◆ **Task statement**
Each line that holds the word "откуда" counts once; report the total and nothing else.
───── Provided records
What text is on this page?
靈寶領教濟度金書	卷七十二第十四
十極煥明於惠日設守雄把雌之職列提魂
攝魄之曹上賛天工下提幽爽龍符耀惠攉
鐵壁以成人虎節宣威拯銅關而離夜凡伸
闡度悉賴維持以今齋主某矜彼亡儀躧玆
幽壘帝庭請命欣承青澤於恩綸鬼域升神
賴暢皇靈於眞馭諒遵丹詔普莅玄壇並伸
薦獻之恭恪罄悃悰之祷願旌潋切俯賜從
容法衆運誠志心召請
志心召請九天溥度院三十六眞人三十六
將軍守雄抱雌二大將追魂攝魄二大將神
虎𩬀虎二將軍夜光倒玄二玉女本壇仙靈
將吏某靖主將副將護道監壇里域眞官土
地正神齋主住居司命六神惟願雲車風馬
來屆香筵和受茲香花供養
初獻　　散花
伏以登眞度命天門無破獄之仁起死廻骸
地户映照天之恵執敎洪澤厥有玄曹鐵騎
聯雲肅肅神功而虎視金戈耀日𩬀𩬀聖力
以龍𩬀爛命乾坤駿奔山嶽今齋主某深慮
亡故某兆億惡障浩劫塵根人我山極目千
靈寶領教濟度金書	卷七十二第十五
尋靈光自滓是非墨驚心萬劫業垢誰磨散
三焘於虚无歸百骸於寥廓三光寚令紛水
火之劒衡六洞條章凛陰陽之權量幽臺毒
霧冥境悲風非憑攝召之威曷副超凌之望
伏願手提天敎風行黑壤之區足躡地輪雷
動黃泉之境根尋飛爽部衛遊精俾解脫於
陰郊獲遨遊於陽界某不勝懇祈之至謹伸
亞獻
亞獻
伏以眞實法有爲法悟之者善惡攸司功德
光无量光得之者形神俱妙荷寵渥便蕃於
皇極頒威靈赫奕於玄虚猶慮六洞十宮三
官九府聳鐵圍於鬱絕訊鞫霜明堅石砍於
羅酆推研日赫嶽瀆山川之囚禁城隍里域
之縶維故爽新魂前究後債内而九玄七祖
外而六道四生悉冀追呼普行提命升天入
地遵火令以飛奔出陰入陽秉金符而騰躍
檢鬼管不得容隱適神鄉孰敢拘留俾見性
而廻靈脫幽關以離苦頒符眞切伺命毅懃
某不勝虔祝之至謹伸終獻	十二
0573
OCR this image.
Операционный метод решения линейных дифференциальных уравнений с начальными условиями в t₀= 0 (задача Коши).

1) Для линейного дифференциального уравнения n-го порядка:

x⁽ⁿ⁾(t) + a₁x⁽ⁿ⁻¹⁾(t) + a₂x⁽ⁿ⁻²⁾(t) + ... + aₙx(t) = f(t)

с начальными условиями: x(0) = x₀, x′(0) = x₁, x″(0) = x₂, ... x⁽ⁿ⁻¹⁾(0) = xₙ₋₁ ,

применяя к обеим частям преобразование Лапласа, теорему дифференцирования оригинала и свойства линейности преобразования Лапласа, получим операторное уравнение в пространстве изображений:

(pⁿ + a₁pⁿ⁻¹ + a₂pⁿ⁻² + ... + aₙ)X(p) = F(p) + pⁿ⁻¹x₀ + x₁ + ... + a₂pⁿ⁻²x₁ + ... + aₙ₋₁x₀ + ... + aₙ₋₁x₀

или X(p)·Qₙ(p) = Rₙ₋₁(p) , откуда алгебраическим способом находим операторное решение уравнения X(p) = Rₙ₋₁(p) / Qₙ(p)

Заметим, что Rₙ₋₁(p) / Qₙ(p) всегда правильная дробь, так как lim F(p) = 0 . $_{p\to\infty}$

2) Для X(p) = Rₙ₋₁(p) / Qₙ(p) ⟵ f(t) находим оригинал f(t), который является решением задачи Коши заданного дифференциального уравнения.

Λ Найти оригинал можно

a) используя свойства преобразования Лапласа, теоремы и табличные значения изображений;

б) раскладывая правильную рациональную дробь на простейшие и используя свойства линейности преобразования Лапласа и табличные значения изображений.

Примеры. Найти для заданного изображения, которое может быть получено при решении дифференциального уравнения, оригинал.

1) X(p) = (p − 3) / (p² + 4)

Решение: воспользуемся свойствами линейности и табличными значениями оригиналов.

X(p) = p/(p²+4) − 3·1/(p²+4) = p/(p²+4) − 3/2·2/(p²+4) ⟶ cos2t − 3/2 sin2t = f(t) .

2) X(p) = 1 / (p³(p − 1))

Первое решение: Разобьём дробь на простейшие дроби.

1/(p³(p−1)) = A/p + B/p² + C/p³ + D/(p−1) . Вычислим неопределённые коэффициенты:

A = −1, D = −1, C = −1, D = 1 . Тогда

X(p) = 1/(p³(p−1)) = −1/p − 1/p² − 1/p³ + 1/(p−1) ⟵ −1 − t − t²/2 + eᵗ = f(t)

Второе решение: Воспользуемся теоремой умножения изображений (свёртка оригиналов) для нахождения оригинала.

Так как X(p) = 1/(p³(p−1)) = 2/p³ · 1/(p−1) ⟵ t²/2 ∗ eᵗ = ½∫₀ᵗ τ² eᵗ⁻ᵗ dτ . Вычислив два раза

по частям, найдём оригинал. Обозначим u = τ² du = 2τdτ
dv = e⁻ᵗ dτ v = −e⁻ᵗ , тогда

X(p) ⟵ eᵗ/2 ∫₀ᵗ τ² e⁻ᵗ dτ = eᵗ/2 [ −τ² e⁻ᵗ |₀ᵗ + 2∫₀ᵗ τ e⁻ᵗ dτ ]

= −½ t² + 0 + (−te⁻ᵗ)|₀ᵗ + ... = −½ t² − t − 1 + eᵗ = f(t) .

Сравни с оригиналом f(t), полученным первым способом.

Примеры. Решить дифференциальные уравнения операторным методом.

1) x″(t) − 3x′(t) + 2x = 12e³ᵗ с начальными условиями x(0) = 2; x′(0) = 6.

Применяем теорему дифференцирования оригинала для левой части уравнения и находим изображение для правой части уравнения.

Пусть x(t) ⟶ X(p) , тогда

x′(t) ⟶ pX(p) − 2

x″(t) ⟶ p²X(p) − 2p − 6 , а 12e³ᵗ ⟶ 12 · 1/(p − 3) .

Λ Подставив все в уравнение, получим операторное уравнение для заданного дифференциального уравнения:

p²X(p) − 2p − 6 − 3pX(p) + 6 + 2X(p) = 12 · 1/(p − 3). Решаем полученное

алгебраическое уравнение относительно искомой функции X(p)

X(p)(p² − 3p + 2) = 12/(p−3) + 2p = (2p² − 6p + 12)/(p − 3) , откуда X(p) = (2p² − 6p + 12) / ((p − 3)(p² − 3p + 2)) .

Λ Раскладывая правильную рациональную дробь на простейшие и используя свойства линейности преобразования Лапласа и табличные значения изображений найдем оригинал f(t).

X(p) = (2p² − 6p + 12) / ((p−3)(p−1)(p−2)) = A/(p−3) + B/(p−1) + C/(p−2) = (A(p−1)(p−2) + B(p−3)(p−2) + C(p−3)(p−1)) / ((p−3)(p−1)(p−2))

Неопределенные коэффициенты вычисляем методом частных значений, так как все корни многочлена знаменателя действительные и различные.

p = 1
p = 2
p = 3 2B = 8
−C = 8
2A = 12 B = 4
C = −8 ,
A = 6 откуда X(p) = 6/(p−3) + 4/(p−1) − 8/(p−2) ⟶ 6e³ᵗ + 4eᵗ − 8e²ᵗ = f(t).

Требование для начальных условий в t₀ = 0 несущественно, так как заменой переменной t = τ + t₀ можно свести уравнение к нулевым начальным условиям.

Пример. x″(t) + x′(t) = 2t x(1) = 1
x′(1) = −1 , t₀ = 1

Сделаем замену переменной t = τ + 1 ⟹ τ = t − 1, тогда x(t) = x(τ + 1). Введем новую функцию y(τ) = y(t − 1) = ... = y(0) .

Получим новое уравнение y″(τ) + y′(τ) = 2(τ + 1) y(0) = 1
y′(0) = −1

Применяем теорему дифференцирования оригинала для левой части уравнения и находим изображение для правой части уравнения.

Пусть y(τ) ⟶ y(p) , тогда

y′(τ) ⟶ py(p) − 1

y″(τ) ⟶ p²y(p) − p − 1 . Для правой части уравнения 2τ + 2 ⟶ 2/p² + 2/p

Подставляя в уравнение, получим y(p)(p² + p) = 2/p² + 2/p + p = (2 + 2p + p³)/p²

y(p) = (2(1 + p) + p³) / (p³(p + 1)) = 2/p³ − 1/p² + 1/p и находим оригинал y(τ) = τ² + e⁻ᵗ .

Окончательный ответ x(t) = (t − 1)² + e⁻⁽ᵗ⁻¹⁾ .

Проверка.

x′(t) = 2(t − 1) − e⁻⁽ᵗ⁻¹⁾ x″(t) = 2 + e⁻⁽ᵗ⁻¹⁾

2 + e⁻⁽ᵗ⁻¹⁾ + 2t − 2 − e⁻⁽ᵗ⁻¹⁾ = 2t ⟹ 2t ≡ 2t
──────────
◆ **Complete response**
3